> **PROBLEM TO WORK ON**
Sift the listing for lines that hold the string "name" and pull them out.
— Begin RECORD LIST —
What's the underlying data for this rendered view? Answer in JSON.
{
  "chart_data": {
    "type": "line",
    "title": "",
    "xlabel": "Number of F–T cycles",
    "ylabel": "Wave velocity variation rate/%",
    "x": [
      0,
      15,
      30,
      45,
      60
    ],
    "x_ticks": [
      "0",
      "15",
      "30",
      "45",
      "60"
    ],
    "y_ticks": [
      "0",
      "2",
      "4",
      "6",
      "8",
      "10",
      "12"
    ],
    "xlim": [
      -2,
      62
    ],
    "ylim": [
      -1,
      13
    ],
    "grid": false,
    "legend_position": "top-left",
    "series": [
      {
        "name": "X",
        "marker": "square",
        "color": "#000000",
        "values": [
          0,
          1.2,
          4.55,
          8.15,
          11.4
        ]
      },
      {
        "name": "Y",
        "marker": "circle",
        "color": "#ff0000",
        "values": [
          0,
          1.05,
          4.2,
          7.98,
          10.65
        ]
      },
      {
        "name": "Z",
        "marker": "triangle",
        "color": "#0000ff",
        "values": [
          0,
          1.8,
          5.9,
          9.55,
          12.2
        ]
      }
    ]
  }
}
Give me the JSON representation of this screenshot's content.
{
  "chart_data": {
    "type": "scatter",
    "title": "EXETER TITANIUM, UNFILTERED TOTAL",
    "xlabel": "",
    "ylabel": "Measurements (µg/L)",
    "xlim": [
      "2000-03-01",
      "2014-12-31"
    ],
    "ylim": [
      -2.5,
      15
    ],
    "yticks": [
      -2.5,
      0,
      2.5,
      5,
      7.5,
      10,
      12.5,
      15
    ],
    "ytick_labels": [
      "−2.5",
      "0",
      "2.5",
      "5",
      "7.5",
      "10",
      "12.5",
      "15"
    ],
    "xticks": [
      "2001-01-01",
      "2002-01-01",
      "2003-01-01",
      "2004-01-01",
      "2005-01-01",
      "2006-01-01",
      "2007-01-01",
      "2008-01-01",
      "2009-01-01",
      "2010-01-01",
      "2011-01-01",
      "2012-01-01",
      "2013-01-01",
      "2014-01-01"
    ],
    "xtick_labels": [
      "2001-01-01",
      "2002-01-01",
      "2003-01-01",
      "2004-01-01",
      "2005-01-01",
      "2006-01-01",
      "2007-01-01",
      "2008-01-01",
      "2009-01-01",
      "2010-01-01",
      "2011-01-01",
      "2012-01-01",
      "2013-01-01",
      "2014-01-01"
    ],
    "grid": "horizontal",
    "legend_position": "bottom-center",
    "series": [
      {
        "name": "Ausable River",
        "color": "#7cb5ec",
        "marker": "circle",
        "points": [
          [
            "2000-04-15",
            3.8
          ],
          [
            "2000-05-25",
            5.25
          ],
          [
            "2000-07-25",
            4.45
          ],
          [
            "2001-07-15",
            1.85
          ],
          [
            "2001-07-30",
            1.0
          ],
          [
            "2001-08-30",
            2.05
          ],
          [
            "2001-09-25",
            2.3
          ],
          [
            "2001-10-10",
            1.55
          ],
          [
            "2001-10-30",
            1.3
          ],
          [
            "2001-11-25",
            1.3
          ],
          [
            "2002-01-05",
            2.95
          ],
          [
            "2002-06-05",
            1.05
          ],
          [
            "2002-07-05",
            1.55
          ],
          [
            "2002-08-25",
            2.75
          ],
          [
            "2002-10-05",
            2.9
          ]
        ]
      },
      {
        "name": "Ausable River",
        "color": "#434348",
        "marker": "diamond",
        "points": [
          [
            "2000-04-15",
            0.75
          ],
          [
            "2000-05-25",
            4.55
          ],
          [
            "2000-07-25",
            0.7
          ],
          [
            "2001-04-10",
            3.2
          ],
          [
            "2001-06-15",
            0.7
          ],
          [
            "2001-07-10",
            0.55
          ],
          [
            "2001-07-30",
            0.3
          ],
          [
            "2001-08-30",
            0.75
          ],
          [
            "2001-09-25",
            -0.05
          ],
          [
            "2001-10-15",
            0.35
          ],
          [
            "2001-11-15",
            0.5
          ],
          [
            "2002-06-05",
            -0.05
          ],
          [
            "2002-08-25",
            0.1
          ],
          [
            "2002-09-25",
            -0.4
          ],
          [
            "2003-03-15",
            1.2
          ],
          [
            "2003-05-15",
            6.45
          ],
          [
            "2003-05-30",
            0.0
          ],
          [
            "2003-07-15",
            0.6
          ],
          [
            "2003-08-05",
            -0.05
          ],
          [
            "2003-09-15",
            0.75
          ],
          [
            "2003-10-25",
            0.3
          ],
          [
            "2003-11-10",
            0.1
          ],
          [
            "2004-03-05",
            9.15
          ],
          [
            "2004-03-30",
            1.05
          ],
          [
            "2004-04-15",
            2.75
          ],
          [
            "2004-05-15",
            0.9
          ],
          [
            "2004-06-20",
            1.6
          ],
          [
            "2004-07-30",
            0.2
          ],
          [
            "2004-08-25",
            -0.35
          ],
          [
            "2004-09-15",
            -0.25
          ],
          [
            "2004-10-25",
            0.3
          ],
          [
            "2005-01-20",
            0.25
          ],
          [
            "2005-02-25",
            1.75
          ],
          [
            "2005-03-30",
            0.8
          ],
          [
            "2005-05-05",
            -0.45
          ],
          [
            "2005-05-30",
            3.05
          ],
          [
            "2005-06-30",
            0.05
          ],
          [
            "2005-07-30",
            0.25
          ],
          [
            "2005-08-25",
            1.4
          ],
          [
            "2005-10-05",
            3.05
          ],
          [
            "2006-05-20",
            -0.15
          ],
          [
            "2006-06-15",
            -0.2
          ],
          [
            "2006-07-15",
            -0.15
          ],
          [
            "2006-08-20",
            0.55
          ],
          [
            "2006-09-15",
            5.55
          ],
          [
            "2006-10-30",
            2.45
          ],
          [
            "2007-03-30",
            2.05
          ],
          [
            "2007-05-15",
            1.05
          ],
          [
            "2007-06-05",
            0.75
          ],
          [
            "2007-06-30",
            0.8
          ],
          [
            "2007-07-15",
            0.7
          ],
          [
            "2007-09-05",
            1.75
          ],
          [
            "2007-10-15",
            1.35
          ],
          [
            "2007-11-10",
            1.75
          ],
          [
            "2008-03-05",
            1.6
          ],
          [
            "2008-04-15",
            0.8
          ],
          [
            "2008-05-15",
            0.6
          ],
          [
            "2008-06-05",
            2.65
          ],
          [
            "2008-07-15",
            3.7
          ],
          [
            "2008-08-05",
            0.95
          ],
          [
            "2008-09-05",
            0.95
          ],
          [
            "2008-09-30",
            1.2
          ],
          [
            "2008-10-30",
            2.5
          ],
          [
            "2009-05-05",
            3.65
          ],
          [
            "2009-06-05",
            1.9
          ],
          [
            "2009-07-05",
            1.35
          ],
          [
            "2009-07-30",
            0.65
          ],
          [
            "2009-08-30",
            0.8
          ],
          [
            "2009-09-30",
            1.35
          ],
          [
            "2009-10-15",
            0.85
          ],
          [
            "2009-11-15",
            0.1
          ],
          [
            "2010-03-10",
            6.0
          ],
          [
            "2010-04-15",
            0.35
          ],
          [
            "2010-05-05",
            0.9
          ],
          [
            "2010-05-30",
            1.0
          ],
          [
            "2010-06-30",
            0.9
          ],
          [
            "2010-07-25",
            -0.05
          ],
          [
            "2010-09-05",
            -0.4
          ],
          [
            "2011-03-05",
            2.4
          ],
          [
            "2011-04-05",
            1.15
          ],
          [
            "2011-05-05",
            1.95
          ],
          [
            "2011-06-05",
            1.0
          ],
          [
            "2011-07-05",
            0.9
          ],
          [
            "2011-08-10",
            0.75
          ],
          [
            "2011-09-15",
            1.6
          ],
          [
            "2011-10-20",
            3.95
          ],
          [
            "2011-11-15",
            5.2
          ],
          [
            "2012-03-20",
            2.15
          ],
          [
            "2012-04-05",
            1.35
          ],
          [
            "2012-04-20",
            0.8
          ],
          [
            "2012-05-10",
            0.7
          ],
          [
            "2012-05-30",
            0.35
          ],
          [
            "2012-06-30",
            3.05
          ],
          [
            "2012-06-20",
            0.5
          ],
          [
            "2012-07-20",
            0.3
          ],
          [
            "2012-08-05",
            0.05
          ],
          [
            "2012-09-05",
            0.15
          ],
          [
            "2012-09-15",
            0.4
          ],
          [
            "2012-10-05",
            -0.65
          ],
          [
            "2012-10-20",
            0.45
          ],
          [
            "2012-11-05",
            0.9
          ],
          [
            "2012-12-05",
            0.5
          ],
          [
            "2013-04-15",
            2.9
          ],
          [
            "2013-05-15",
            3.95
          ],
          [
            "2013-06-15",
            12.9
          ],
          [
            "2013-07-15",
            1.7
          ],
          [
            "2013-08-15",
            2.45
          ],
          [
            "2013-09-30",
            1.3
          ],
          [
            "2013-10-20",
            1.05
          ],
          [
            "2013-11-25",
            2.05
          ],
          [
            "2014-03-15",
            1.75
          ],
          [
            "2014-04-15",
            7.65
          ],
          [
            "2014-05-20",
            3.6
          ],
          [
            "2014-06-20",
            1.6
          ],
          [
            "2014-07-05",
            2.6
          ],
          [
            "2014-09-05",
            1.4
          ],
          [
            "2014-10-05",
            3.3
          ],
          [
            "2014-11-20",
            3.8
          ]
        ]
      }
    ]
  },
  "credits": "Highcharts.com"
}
— End RECORD LIST —
> **COMPLETED TASK**
        "name": "X",
        "name": "Y",
        "name": "Z",
        "name": "Ausable River",
        "name": "Ausable River",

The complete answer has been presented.